Items from a data source:
....
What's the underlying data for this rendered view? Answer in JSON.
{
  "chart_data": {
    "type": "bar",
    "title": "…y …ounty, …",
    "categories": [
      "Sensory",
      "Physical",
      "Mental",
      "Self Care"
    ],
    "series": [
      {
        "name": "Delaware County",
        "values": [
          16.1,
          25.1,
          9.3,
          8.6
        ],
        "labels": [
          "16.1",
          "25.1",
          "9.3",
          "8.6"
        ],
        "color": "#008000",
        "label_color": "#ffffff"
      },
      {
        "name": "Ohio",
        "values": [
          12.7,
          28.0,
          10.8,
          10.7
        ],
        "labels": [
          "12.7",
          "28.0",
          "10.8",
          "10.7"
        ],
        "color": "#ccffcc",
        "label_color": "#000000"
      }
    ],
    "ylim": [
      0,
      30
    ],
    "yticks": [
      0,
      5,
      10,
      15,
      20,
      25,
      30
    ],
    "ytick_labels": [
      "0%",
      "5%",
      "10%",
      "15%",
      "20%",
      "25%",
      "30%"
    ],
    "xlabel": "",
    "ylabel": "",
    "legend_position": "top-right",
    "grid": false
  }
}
....
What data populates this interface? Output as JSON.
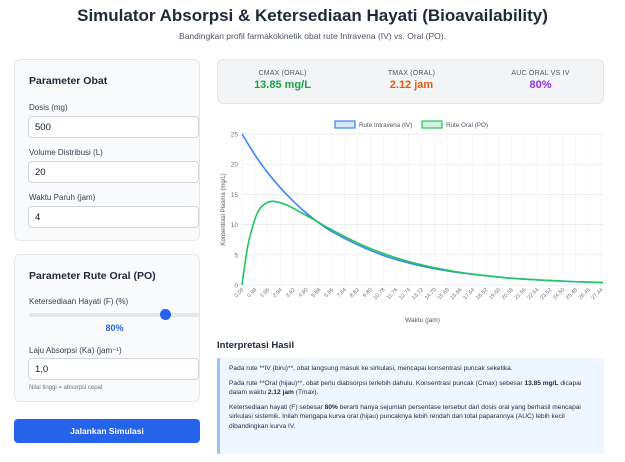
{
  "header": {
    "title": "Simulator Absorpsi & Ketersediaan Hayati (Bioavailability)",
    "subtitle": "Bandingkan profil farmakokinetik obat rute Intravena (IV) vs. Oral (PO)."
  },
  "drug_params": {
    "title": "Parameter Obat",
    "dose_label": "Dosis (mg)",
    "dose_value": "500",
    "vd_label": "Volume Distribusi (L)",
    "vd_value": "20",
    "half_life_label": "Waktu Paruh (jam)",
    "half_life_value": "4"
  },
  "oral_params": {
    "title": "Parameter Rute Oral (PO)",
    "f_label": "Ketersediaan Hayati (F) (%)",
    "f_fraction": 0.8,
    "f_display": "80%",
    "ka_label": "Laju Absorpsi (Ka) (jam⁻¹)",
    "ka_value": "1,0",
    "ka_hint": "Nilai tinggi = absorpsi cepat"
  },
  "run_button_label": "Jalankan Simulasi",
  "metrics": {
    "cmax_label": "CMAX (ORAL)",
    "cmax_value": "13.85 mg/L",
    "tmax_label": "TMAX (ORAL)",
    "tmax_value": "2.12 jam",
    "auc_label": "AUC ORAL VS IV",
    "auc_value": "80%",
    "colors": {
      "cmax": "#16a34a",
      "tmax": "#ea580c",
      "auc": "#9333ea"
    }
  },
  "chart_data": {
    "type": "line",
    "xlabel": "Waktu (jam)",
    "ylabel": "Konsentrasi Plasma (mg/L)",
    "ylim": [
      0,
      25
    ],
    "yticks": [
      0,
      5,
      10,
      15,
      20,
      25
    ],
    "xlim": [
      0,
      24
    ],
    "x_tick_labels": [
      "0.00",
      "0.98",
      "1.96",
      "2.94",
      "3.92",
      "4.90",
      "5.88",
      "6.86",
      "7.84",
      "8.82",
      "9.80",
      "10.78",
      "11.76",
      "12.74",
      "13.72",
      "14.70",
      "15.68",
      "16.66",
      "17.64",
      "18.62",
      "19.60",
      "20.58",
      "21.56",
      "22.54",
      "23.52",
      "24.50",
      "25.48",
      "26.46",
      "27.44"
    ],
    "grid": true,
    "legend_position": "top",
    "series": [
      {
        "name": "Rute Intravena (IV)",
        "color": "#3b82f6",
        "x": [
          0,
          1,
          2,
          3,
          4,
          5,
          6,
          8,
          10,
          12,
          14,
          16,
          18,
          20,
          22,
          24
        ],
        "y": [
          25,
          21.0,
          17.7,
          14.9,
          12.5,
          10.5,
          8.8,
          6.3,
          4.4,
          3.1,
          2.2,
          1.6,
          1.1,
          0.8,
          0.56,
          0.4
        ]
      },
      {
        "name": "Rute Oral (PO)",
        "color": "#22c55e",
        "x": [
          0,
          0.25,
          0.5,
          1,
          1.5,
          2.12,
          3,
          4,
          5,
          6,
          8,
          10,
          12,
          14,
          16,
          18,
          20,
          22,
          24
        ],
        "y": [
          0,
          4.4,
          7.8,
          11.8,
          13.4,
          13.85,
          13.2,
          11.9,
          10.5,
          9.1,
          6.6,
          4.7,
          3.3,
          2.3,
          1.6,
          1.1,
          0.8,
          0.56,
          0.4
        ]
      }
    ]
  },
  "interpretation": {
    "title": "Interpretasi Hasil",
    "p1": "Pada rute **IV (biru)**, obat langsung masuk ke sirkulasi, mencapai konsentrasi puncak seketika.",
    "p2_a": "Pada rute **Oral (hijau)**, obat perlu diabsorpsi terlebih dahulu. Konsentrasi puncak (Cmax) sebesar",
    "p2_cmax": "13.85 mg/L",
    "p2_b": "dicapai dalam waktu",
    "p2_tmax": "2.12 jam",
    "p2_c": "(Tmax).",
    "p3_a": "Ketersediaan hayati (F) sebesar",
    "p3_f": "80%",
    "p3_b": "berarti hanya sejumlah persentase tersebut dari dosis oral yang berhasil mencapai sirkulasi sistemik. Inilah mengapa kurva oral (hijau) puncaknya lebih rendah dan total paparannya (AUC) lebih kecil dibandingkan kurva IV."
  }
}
....
» What is asked
Tally the lines of the listing in which the word "sebesar" occurs, and state the total alone.

» Correct response
2